Short exercise:
Below is a listing; write it out exactly and drop any images from it.

Entries:
○ ○ ○
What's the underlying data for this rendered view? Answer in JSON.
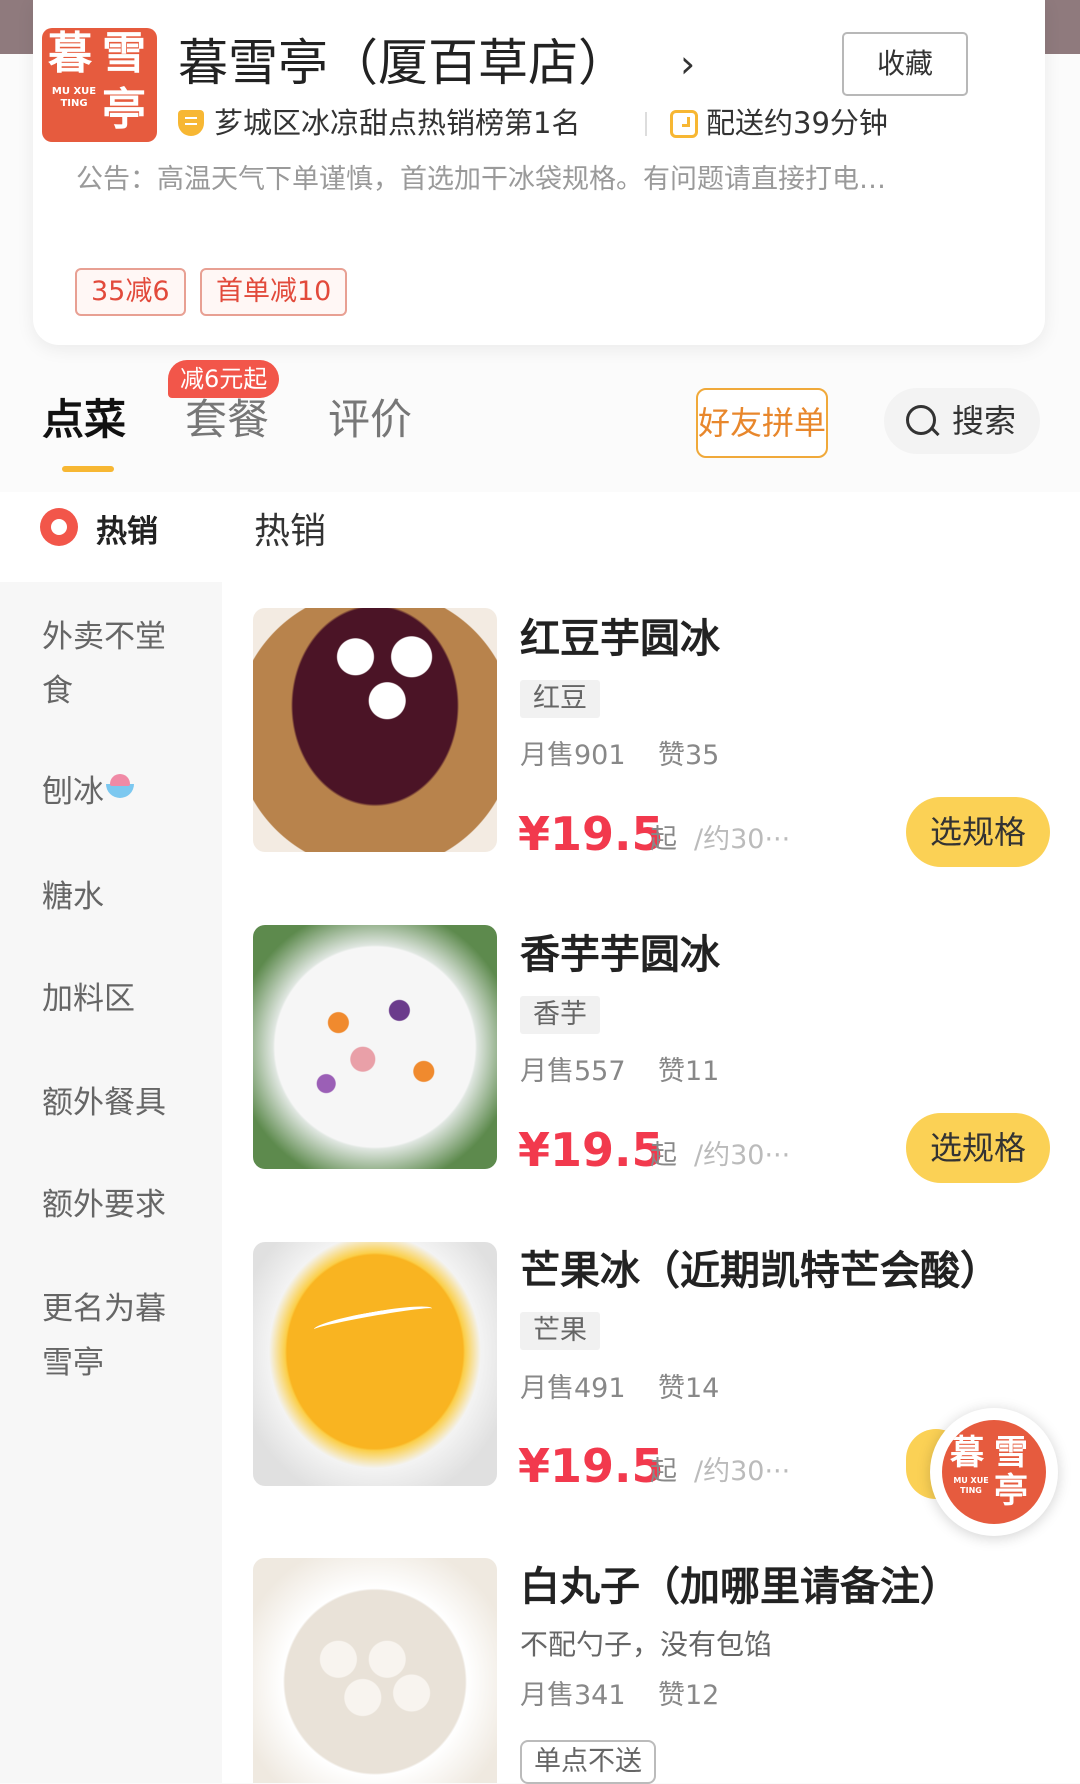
{
  "store": {
    "logo_chars": [
      "暮",
      "雪",
      "亭"
    ],
    "logo_small": "MU XUE TING",
    "name": "暮雪亭（厦百草店）",
    "chevron": "›",
    "favorite_label": "收藏",
    "ranking": "芗城区冰凉甜点热销榜第1名",
    "delivery": "配送约39分钟",
    "notice": "公告：高温天气下单谨慎，首选加干冰袋规格。有问题请直接打电…",
    "coupons": [
      "35减6",
      "首单减10"
    ]
  },
  "tabs": {
    "dishes": "点菜",
    "sets": "套餐",
    "reviews": "评价",
    "sets_badge": "减6元起",
    "group_order": "好友拼单",
    "search": "搜索"
  },
  "sidebar": {
    "items": [
      "热销",
      "外卖不堂食",
      "刨冰",
      "糖水",
      "加料区",
      "额外餐具",
      "额外要求",
      "更名为暮雪亭"
    ]
  },
  "section_title": "热销",
  "dishes": [
    {
      "name": "红豆芋圆冰",
      "tag": "红豆",
      "sales": "月售901",
      "likes": "赞35",
      "price": "¥19.5",
      "price_suffix": "起",
      "unit": "/约30···",
      "button": "选规格"
    },
    {
      "name": "香芋芋圆冰",
      "tag": "香芋",
      "sales": "月售557",
      "likes": "赞11",
      "price": "¥19.5",
      "price_suffix": "起",
      "unit": "/约30···",
      "button": "选规格"
    },
    {
      "name": "芒果冰（近期凯特芒会酸）",
      "tag": "芒果",
      "sales": "月售491",
      "likes": "赞14",
      "price": "¥19.5",
      "price_suffix": "起",
      "unit": "/约30···"
    },
    {
      "name": "白丸子（加哪里请备注）",
      "desc": "不配勺子，没有包馅",
      "sales": "月售341",
      "likes": "赞12",
      "badge": "单点不送"
    }
  ],
  "colors": {
    "brand": "#e65b3e",
    "price": "#f2394d",
    "accent_yellow": "#fbd155",
    "tab_underline": "#f7b733"
  }
}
○ ○ ○
Correct response:
What's the underlying data for this rendered view? Answer in JSON.
{
  "store": {
    "logo_chars": [
      "暮",
      "雪",
      "亭"
    ],
    "logo_small": "MU XUE TING",
    "name": "暮雪亭（厦百草店）",
    "chevron": "›",
    "favorite_label": "收藏",
    "ranking": "芗城区冰凉甜点热销榜第1名",
    "delivery": "配送约39分钟",
    "notice": "公告：高温天气下单谨慎，首选加干冰袋规格。有问题请直接打电…",
    "coupons": [
      "35减6",
      "首单减10"
    ]
  },
  "tabs": {
    "dishes": "点菜",
    "sets": "套餐",
    "reviews": "评价",
    "sets_badge": "减6元起",
    "group_order": "好友拼单",
    "search": "搜索"
  },
  "sidebar": {
    "items": [
      "热销",
      "外卖不堂食",
      "刨冰",
      "糖水",
      "加料区",
      "额外餐具",
      "额外要求",
      "更名为暮雪亭"
    ]
  },
  "section_title": "热销",
  "dishes": [
    {
      "name": "红豆芋圆冰",
      "tag": "红豆",
      "sales": "月售901",
      "likes": "赞35",
      "price": "¥19.5",
      "price_suffix": "起",
      "unit": "/约30···",
      "button": "选规格"
    },
    {
      "name": "香芋芋圆冰",
      "tag": "香芋",
      "sales": "月售557",
      "likes": "赞11",
      "price": "¥19.5",
      "price_suffix": "起",
      "unit": "/约30···",
      "button": "选规格"
    },
    {
      "name": "芒果冰（近期凯特芒会酸）",
      "tag": "芒果",
      "sales": "月售491",
      "likes": "赞14",
      "price": "¥19.5",
      "price_suffix": "起",
      "unit": "/约30···"
    },
    {
      "name": "白丸子（加哪里请备注）",
      "desc": "不配勺子，没有包馅",
      "sales": "月售341",
      "likes": "赞12",
      "badge": "单点不送"
    }
  ],
  "colors": {
    "brand": "#e65b3e",
    "price": "#f2394d",
    "accent_yellow": "#fbd155",
    "tab_underline": "#f7b733"
  }
}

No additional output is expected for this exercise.